■ WRITTEN INSTRUCTION
Scan the records below for the word "this" and give only the number of lines that hold it.

■ SOURCE MATERIAL
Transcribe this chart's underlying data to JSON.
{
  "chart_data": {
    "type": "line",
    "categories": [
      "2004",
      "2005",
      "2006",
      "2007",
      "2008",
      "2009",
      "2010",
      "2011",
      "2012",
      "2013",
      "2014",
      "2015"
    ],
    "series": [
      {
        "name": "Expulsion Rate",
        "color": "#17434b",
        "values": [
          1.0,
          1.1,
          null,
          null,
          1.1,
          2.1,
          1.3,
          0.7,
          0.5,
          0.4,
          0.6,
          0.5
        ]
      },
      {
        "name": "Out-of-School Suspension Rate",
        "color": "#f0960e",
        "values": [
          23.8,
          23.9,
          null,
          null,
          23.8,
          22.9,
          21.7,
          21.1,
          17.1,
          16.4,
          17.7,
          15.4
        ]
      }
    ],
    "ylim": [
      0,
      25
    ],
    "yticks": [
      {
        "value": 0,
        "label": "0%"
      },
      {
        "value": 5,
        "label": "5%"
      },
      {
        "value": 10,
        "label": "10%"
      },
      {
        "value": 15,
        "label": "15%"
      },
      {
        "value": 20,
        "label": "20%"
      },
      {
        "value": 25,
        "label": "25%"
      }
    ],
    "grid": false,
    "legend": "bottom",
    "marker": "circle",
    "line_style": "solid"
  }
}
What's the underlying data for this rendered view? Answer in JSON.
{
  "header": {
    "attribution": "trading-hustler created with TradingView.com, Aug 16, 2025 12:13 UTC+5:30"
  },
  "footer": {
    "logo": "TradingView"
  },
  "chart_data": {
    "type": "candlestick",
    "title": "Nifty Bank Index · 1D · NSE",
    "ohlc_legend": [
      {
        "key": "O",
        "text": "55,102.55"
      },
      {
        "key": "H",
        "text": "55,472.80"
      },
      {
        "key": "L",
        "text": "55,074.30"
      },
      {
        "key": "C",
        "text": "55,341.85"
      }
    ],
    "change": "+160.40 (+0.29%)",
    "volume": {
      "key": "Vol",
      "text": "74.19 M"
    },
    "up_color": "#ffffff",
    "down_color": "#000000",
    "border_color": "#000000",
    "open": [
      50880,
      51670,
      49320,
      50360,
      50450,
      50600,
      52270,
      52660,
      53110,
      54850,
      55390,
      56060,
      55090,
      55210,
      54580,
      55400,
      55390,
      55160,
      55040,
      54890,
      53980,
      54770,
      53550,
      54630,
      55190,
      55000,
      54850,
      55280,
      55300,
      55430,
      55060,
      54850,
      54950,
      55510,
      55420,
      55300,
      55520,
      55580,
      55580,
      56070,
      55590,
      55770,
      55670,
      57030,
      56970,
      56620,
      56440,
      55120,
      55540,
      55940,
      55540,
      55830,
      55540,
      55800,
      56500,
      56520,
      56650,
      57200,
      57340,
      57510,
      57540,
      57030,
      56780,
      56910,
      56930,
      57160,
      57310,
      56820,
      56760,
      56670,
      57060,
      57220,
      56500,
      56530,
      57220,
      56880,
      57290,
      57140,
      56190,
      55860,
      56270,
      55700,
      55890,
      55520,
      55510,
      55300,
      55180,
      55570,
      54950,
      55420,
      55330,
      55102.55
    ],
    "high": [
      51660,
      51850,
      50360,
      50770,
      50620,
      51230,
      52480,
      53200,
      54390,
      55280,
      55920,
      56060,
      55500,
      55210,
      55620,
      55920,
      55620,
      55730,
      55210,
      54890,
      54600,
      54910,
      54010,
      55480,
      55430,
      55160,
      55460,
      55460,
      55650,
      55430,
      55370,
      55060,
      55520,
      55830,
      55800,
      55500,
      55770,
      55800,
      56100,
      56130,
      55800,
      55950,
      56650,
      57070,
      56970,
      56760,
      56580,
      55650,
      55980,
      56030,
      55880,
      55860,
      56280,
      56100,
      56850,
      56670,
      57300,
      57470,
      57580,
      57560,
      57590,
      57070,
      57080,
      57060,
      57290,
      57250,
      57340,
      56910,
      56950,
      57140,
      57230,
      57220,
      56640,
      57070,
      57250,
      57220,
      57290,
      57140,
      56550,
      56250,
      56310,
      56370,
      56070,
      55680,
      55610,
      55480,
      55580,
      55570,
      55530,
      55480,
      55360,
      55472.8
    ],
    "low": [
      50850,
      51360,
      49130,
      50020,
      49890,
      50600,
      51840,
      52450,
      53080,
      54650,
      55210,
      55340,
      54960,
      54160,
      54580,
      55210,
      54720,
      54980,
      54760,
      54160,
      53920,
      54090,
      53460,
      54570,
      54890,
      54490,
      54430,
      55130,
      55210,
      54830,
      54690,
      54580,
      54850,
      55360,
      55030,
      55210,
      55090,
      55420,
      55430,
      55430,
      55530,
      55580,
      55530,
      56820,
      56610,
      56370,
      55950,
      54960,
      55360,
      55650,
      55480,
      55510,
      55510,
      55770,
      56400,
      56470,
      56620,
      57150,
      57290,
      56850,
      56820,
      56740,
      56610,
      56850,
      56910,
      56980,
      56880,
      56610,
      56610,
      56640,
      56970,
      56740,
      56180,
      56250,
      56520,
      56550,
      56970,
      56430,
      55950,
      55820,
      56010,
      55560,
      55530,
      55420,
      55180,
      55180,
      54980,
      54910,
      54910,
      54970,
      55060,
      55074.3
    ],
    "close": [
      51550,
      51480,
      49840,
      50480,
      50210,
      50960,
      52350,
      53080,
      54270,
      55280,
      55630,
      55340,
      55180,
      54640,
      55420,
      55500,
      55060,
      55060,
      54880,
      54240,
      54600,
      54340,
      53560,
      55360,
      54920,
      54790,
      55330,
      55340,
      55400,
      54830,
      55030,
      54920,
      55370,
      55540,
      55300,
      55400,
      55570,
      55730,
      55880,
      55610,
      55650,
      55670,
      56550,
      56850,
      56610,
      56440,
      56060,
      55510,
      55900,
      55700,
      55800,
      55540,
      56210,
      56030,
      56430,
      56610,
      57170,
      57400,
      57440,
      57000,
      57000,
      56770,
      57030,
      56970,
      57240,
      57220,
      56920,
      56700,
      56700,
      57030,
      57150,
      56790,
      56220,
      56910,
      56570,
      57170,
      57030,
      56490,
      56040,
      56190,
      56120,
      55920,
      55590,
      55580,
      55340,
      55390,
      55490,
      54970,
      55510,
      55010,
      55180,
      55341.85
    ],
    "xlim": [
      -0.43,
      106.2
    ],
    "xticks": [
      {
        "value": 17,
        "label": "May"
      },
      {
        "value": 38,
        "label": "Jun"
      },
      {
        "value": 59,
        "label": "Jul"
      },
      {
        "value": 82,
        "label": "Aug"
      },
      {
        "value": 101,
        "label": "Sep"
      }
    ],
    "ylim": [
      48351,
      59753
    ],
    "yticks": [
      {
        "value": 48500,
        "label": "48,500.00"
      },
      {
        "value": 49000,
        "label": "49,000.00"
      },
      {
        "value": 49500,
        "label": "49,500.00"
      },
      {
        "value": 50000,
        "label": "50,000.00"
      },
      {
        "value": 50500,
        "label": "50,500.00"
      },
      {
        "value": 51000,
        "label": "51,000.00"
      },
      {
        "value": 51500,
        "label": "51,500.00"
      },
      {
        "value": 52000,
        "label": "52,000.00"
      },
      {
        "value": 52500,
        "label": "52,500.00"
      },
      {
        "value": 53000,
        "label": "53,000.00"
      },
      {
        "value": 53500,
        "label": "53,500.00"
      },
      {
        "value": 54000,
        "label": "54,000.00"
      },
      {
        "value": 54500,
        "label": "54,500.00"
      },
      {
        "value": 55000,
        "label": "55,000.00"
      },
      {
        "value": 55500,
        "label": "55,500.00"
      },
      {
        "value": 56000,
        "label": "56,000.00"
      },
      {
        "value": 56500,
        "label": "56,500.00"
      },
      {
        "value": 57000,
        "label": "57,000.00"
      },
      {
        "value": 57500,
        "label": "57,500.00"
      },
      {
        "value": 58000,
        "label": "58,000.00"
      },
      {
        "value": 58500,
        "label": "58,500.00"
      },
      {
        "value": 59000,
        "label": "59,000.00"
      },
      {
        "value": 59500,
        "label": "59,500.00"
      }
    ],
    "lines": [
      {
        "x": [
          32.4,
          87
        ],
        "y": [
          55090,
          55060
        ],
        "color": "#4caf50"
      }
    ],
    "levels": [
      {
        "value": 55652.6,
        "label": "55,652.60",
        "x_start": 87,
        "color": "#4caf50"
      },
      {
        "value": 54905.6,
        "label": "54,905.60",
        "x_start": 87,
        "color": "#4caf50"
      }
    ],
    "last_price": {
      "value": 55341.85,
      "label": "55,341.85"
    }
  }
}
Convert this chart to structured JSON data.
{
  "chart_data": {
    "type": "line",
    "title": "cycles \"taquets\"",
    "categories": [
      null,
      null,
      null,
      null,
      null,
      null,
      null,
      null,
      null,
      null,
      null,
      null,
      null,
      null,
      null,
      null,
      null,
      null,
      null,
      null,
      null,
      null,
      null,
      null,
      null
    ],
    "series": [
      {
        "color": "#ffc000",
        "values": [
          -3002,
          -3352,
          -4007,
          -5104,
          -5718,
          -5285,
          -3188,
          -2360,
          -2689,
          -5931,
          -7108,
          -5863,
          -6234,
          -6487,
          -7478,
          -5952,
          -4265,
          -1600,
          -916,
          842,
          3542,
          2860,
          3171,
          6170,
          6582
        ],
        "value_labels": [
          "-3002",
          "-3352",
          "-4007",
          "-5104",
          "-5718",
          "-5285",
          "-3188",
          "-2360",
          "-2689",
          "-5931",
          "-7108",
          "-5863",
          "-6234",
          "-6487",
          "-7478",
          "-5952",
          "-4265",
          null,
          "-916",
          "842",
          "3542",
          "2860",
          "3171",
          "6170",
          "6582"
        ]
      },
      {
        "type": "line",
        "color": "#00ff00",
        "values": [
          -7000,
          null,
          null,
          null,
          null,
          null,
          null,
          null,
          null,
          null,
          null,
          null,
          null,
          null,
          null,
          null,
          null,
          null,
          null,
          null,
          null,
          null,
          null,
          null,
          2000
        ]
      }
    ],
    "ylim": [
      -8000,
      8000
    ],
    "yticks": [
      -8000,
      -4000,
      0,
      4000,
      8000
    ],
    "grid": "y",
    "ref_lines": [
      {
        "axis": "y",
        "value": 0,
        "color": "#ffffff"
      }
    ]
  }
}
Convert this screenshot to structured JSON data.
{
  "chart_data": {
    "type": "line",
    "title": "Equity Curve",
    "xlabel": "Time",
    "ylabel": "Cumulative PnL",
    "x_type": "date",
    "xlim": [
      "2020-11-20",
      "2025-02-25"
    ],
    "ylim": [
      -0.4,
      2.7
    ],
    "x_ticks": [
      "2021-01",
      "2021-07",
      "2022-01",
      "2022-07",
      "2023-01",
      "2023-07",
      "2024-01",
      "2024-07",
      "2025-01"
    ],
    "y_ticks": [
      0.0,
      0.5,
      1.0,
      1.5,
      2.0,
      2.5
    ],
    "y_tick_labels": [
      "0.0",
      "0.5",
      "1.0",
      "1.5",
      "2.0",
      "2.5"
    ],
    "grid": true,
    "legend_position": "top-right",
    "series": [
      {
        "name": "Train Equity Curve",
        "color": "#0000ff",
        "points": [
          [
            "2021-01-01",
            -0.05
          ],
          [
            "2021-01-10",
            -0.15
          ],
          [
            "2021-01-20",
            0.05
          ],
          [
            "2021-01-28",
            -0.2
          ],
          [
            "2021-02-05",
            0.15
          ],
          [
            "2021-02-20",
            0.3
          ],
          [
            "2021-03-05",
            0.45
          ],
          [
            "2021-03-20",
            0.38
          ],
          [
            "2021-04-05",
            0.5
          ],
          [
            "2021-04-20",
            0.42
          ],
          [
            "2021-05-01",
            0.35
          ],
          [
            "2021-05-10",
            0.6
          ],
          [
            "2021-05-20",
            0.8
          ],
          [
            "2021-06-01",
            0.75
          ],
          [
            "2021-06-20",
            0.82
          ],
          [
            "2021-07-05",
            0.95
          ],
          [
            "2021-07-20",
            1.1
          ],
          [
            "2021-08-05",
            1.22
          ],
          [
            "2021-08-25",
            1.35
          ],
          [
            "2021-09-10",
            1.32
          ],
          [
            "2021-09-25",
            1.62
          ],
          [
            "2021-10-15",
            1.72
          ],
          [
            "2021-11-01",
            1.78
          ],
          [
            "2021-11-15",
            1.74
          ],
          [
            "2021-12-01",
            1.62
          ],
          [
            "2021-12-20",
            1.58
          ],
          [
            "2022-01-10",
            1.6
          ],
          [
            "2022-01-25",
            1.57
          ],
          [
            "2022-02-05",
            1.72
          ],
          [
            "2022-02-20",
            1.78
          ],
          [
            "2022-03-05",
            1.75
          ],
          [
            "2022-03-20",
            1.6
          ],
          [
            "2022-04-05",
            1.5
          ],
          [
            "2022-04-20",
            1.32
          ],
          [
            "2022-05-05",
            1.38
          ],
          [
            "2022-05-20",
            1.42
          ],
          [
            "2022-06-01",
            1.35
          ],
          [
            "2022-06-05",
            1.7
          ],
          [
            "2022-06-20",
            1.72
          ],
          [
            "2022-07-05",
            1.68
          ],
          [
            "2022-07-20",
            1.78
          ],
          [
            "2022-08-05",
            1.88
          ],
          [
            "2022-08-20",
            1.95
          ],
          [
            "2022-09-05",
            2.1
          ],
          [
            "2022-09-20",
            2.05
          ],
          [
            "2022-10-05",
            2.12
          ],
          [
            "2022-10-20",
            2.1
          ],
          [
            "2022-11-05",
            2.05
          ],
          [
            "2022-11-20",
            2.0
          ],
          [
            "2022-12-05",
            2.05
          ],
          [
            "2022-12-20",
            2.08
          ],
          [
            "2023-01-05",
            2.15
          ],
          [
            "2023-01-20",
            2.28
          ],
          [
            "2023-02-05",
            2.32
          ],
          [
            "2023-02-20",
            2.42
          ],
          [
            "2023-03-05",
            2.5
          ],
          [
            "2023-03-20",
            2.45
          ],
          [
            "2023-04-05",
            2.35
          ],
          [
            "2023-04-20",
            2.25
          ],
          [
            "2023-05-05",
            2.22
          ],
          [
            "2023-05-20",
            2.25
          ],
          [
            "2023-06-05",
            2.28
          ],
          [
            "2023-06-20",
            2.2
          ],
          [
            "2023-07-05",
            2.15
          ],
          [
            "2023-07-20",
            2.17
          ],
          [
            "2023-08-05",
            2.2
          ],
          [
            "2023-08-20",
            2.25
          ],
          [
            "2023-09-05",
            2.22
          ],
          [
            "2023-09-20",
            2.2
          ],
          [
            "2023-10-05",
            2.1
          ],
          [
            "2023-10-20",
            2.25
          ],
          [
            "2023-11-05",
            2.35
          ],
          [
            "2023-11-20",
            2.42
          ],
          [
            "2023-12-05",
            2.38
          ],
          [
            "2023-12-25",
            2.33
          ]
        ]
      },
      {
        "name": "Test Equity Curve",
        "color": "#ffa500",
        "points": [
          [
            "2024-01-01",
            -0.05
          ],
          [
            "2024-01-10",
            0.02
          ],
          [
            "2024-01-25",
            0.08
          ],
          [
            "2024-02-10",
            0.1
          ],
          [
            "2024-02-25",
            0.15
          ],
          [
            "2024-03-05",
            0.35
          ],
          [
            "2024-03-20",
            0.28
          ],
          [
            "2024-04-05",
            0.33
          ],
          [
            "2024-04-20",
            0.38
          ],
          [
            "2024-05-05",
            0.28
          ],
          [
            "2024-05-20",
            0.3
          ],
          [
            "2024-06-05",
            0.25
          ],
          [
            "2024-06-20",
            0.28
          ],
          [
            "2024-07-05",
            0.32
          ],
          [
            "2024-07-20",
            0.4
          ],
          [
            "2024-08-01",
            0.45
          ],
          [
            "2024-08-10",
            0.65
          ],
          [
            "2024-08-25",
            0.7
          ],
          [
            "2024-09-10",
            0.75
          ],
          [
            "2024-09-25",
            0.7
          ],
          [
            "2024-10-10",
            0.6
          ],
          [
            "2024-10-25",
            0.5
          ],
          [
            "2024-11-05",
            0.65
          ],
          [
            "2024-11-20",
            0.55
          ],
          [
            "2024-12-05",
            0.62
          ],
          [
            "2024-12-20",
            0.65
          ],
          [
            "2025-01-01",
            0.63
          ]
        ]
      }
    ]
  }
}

■ CORRECT RESULT
4